* **PROBLEM TO SOLVE**
Output the data below in full, character for character.

* **RECORDS FOR THE EXERCISE**
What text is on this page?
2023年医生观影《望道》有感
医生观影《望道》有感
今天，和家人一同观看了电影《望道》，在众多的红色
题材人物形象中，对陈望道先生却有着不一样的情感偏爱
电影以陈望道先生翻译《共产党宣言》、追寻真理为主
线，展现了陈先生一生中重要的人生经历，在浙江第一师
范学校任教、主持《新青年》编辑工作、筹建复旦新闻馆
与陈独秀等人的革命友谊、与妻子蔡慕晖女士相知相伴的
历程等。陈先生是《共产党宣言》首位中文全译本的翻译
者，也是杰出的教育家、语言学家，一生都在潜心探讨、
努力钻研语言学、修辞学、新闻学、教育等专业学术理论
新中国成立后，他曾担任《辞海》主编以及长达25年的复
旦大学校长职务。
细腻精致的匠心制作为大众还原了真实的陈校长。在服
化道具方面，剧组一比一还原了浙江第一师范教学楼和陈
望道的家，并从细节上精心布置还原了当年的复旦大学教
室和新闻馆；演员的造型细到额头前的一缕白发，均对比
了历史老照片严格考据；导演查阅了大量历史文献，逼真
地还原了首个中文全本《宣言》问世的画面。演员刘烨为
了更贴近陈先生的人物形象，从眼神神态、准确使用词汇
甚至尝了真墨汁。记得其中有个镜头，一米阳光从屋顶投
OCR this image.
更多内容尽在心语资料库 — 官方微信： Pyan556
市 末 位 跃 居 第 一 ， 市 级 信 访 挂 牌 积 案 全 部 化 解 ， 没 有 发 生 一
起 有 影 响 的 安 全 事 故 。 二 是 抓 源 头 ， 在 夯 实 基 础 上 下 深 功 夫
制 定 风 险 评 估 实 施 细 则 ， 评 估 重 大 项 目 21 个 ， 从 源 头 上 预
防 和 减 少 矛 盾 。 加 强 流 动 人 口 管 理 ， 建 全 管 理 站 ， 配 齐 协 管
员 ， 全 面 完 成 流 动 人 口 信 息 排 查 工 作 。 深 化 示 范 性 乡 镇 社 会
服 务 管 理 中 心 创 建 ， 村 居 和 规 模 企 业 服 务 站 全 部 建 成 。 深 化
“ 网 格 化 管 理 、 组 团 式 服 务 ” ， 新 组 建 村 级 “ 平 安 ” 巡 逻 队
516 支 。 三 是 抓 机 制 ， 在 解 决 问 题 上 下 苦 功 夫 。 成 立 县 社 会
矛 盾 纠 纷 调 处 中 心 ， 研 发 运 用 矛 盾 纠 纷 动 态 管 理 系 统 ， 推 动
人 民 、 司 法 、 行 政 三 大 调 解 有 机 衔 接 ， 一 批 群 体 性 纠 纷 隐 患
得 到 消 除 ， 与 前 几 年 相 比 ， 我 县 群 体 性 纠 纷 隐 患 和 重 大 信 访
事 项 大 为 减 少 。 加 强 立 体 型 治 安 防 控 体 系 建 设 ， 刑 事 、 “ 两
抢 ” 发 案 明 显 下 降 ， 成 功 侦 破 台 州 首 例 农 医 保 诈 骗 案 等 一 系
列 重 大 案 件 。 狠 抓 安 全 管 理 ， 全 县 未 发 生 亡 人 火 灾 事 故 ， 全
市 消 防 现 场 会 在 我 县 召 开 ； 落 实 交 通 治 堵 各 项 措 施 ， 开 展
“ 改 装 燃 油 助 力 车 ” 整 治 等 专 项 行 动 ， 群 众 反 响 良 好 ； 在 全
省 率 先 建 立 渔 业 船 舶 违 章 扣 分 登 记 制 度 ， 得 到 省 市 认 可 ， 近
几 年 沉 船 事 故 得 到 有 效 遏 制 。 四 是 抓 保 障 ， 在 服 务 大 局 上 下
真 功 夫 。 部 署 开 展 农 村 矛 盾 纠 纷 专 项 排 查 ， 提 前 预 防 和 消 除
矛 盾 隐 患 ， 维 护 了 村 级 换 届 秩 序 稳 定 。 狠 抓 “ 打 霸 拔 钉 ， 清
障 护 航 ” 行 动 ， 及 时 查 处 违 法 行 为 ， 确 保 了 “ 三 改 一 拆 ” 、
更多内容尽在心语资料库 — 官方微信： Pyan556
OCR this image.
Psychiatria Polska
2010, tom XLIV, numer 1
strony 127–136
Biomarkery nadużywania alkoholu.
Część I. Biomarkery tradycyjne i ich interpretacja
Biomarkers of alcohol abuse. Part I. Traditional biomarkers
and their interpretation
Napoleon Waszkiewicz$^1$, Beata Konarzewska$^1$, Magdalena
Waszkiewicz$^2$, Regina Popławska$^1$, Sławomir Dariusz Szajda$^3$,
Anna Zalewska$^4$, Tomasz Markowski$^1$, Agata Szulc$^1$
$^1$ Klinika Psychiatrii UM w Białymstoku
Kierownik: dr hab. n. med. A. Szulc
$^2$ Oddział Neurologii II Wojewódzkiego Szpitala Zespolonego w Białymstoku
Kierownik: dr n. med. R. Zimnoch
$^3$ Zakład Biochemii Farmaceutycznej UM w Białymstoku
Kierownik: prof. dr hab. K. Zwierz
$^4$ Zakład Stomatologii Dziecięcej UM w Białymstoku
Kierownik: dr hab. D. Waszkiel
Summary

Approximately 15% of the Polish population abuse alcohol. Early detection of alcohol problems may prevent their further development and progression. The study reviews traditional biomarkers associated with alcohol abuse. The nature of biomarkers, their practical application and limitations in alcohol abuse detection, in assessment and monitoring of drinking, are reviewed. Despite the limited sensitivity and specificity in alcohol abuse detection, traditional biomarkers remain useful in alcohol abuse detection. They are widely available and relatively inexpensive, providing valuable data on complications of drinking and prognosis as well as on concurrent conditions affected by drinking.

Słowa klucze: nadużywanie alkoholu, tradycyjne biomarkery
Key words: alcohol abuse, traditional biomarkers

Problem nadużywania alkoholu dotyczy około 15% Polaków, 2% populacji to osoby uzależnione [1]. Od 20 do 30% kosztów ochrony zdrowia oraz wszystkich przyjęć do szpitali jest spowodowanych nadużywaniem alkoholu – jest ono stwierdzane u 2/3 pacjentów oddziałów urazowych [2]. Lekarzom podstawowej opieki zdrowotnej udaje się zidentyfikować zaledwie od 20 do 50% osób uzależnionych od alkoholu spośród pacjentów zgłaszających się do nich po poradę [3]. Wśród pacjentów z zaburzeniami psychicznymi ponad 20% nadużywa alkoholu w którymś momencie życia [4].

* **EXERCISE RESPONSE**
What text is on this page?
2023年医生观影《望道》有感
医生观影《望道》有感
今天，和家人一同观看了电影《望道》，在众多的红色
题材人物形象中，对陈望道先生却有着不一样的情感偏爱
电影以陈望道先生翻译《共产党宣言》、追寻真理为主
线，展现了陈先生一生中重要的人生经历，在浙江第一师
范学校任教、主持《新青年》编辑工作、筹建复旦新闻馆
与陈独秀等人的革命友谊、与妻子蔡慕晖女士相知相伴的
历程等。陈先生是《共产党宣言》首位中文全译本的翻译
者，也是杰出的教育家、语言学家，一生都在潜心探讨、
努力钻研语言学、修辞学、新闻学、教育等专业学术理论
新中国成立后，他曾担任《辞海》主编以及长达25年的复
旦大学校长职务。
细腻精致的匠心制作为大众还原了真实的陈校长。在服
化道具方面，剧组一比一还原了浙江第一师范教学楼和陈
望道的家，并从细节上精心布置还原了当年的复旦大学教
室和新闻馆；演员的造型细到额头前的一缕白发，均对比
了历史老照片严格考据；导演查阅了大量历史文献，逼真
地还原了首个中文全本《宣言》问世的画面。演员刘烨为
了更贴近陈先生的人物形象，从眼神神态、准确使用词汇
甚至尝了真墨汁。记得其中有个镜头，一米阳光从屋顶投
OCR this image.
更多内容尽在心语资料库 — 官方微信： Pyan556
市 末 位 跃 居 第 一 ， 市 级 信 访 挂 牌 积 案 全 部 化 解 ， 没 有 发 生 一
起 有 影 响 的 安 全 事 故 。 二 是 抓 源 头 ， 在 夯 实 基 础 上 下 深 功 夫
制 定 风 险 评 估 实 施 细 则 ， 评 估 重 大 项 目 21 个 ， 从 源 头 上 预
防 和 减 少 矛 盾 。 加 强 流 动 人 口 管 理 ， 建 全 管 理 站 ， 配 齐 协 管
员 ， 全 面 完 成 流 动 人 口 信 息 排 查 工 作 。 深 化 示 范 性 乡 镇 社 会
服 务 管 理 中 心 创 建 ， 村 居 和 规 模 企 业 服 务 站 全 部 建 成 。 深 化
“ 网 格 化 管 理 、 组 团 式 服 务 ” ， 新 组 建 村 级 “ 平 安 ” 巡 逻 队
516 支 。 三 是 抓 机 制 ， 在 解 决 问 题 上 下 苦 功 夫 。 成 立 县 社 会
矛 盾 纠 纷 调 处 中 心 ， 研 发 运 用 矛 盾 纠 纷 动 态 管 理 系 统 ， 推 动
人 民 、 司 法 、 行 政 三 大 调 解 有 机 衔 接 ， 一 批 群 体 性 纠 纷 隐 患
得 到 消 除 ， 与 前 几 年 相 比 ， 我 县 群 体 性 纠 纷 隐 患 和 重 大 信 访
事 项 大 为 减 少 。 加 强 立 体 型 治 安 防 控 体 系 建 设 ， 刑 事 、 “ 两
抢 ” 发 案 明 显 下 降 ， 成 功 侦 破 台 州 首 例 农 医 保 诈 骗 案 等 一 系
列 重 大 案 件 。 狠 抓 安 全 管 理 ， 全 县 未 发 生 亡 人 火 灾 事 故 ， 全
市 消 防 现 场 会 在 我 县 召 开 ； 落 实 交 通 治 堵 各 项 措 施 ， 开 展
“ 改 装 燃 油 助 力 车 ” 整 治 等 专 项 行 动 ， 群 众 反 响 良 好 ； 在 全
省 率 先 建 立 渔 业 船 舶 违 章 扣 分 登 记 制 度 ， 得 到 省 市 认 可 ， 近
几 年 沉 船 事 故 得 到 有 效 遏 制 。 四 是 抓 保 障 ， 在 服 务 大 局 上 下
真 功 夫 。 部 署 开 展 农 村 矛 盾 纠 纷 专 项 排 查 ， 提 前 预 防 和 消 除
矛 盾 隐 患 ， 维 护 了 村 级 换 届 秩 序 稳 定 。 狠 抓 “ 打 霸 拔 钉 ， 清
障 护 航 ” 行 动 ， 及 时 查 处 违 法 行 为 ， 确 保 了 “ 三 改 一 拆 ” 、
更多内容尽在心语资料库 — 官方微信： Pyan556
OCR this image.
Psychiatria Polska
2010, tom XLIV, numer 1
strony 127–136
Biomarkery nadużywania alkoholu.
Część I. Biomarkery tradycyjne i ich interpretacja
Biomarkers of alcohol abuse. Part I. Traditional biomarkers
and their interpretation
Napoleon Waszkiewicz$^1$, Beata Konarzewska$^1$, Magdalena
Waszkiewicz$^2$, Regina Popławska$^1$, Sławomir Dariusz Szajda$^3$,
Anna Zalewska$^4$, Tomasz Markowski$^1$, Agata Szulc$^1$
$^1$ Klinika Psychiatrii UM w Białymstoku
Kierownik: dr hab. n. med. A. Szulc
$^2$ Oddział Neurologii II Wojewódzkiego Szpitala Zespolonego w Białymstoku
Kierownik: dr n. med. R. Zimnoch
$^3$ Zakład Biochemii Farmaceutycznej UM w Białymstoku
Kierownik: prof. dr hab. K. Zwierz
$^4$ Zakład Stomatologii Dziecięcej UM w Białymstoku
Kierownik: dr hab. D. Waszkiel
Summary

Approximately 15% of the Polish population abuse alcohol. Early detection of alcohol problems may prevent their further development and progression. The study reviews traditional biomarkers associated with alcohol abuse. The nature of biomarkers, their practical application and limitations in alcohol abuse detection, in assessment and monitoring of drinking, are reviewed. Despite the limited sensitivity and specificity in alcohol abuse detection, traditional biomarkers remain useful in alcohol abuse detection. They are widely available and relatively inexpensive, providing valuable data on complications of drinking and prognosis as well as on concurrent conditions affected by drinking.

Słowa klucze: nadużywanie alkoholu, tradycyjne biomarkery
Key words: alcohol abuse, traditional biomarkers

Problem nadużywania alkoholu dotyczy około 15% Polaków, 2% populacji to osoby uzależnione [1]. Od 20 do 30% kosztów ochrony zdrowia oraz wszystkich przyjęć do szpitali jest spowodowanych nadużywaniem alkoholu – jest ono stwierdzane u 2/3 pacjentów oddziałów urazowych [2]. Lekarzom podstawowej opieki zdrowotnej udaje się zidentyfikować zaledwie od 20 do 50% osób uzależnionych od alkoholu spośród pacjentów zgłaszających się do nich po poradę [3]. Wśród pacjentów z zaburzeniami psychicznymi ponad 20% nadużywa alkoholu w którymś momencie życia [4].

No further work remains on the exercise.